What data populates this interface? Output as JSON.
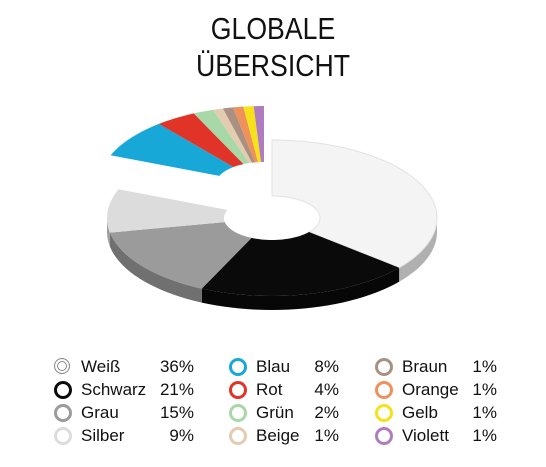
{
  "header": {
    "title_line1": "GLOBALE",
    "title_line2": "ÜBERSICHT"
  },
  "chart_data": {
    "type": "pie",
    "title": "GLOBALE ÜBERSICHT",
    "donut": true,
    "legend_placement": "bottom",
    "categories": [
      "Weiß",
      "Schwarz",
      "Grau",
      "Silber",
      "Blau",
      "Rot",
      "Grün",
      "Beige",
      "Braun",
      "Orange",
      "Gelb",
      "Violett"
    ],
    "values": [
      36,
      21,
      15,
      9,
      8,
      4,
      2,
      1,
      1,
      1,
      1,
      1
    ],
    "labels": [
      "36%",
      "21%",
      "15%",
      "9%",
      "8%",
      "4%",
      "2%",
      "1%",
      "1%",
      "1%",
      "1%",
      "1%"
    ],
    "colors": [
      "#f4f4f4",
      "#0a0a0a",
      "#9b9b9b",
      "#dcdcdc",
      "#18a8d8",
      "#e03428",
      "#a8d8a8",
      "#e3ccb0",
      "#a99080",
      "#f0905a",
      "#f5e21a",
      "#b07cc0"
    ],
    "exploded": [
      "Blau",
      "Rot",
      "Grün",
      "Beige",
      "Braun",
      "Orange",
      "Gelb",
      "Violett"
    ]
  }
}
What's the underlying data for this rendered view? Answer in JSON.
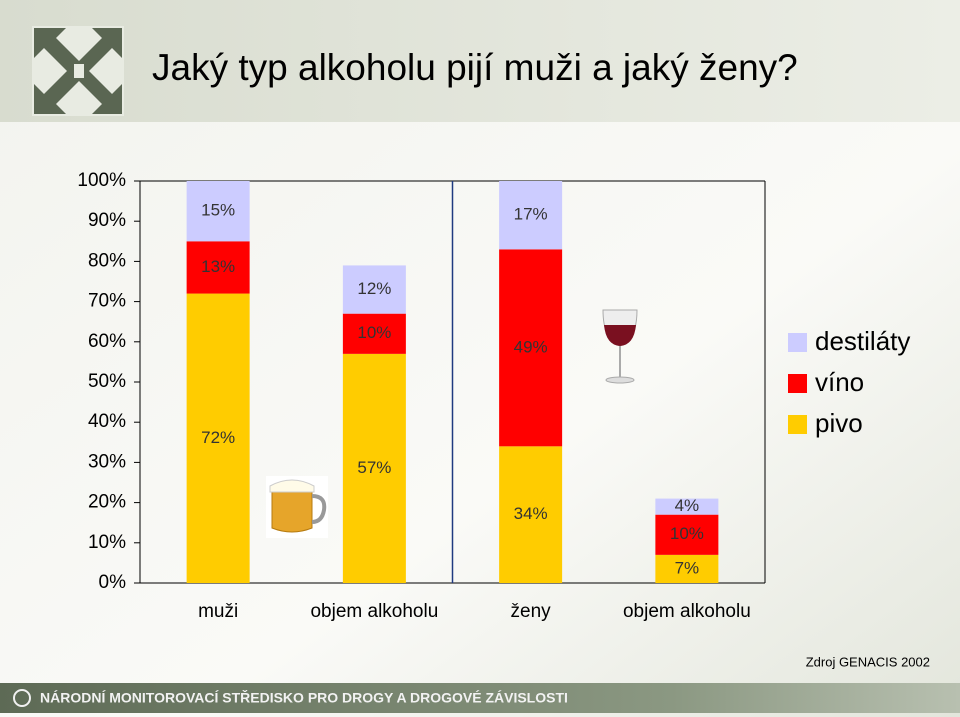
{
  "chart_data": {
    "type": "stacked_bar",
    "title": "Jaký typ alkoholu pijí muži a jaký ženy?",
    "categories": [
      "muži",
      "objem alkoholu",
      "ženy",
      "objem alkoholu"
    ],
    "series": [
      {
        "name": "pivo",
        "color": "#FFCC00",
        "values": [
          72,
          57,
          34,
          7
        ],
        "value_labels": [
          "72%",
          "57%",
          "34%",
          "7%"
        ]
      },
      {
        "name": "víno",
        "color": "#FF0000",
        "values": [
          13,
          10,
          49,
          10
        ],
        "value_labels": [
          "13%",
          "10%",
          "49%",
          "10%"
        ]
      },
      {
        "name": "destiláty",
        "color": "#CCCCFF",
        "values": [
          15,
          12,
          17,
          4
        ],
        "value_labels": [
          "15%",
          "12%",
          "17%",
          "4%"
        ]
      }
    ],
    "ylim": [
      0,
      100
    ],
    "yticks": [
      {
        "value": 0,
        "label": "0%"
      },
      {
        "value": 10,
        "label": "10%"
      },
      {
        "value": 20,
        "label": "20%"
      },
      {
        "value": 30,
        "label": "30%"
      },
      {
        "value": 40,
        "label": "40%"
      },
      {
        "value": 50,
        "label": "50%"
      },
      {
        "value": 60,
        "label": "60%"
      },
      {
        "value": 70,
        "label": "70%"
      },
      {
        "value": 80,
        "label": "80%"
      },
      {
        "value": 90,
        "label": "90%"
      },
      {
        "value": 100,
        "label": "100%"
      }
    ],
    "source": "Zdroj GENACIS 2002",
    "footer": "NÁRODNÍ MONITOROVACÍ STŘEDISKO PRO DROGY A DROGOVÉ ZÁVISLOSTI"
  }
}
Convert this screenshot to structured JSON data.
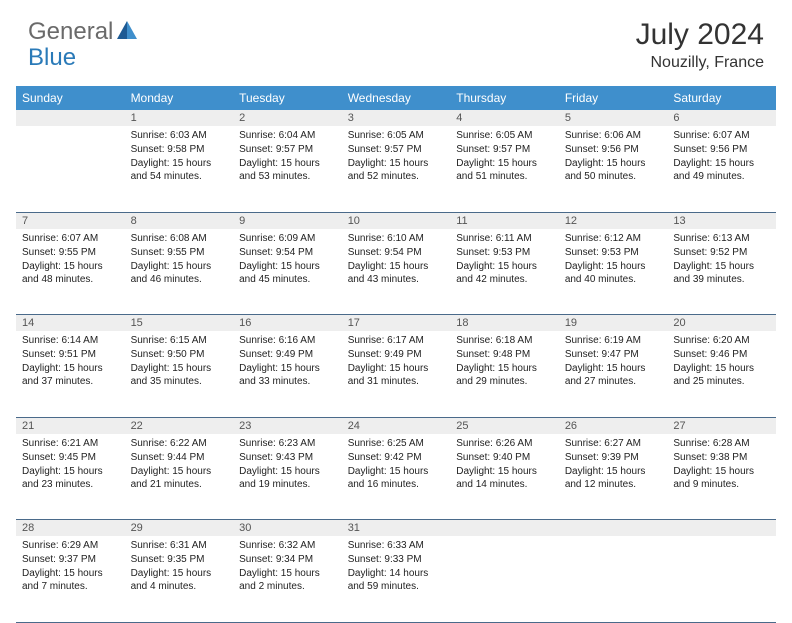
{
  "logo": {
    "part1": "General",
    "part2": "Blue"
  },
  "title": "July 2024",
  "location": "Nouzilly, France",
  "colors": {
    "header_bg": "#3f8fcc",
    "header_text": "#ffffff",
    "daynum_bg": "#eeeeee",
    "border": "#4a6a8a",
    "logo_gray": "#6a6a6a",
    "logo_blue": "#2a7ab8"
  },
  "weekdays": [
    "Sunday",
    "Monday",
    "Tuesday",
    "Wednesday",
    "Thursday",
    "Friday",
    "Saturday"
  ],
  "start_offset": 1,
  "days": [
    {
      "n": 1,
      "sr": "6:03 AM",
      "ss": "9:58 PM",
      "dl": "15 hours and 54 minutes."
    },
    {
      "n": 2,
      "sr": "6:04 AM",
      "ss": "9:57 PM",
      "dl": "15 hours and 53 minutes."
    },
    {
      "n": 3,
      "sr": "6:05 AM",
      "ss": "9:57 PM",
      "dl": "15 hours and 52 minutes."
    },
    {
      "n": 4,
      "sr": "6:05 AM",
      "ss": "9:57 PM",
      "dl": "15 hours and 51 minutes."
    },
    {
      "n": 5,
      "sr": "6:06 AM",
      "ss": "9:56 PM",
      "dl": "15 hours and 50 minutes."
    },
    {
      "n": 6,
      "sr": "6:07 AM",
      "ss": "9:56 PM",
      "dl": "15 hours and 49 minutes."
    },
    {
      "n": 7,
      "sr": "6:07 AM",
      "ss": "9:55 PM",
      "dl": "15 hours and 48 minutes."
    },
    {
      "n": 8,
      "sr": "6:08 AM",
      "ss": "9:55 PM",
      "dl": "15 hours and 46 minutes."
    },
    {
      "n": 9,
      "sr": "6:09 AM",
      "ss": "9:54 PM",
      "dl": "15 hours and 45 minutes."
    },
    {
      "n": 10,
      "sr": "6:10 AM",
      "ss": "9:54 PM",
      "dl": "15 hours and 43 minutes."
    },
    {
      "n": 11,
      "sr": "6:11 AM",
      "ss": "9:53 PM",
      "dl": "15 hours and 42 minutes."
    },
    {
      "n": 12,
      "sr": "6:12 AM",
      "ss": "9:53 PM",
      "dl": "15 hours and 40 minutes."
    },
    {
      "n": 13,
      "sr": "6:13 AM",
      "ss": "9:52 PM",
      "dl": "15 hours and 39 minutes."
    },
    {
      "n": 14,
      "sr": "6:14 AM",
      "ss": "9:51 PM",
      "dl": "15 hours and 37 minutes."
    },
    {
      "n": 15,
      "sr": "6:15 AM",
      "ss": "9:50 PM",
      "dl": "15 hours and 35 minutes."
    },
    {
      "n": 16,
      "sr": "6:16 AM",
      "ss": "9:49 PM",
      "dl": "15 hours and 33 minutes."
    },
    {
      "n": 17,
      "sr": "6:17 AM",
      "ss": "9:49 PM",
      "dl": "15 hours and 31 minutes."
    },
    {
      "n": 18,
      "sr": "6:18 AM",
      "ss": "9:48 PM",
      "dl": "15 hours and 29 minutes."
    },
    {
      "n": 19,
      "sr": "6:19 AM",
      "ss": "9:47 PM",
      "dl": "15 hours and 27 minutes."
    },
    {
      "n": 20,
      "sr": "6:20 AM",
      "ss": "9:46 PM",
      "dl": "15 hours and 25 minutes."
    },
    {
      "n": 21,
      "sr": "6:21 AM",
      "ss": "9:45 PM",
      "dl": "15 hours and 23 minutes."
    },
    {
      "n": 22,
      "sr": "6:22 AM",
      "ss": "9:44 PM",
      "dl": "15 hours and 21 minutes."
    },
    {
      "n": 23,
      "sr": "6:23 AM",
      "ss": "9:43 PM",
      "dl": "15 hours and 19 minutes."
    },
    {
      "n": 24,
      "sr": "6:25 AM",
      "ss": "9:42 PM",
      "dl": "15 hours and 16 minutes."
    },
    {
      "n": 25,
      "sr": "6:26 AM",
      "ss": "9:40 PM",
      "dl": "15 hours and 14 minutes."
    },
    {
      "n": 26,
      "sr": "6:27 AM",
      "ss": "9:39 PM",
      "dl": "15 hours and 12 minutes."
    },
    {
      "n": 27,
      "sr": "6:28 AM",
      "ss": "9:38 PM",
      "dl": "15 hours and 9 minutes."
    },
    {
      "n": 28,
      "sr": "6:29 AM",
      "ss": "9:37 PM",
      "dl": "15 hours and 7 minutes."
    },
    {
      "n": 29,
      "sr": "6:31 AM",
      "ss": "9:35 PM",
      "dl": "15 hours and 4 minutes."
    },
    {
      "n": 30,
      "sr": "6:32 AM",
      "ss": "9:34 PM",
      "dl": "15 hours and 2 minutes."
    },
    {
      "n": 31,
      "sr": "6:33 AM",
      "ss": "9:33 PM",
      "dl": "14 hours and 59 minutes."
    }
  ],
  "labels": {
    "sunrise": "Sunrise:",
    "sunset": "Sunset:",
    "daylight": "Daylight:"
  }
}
------------------------------------
BRIEF
Go through the records above and copy every line with the word "muži".

RESPONSE BELOW
    "title": "Jaký typ alkoholu pijí muži a jaký ženy?",
      "muži",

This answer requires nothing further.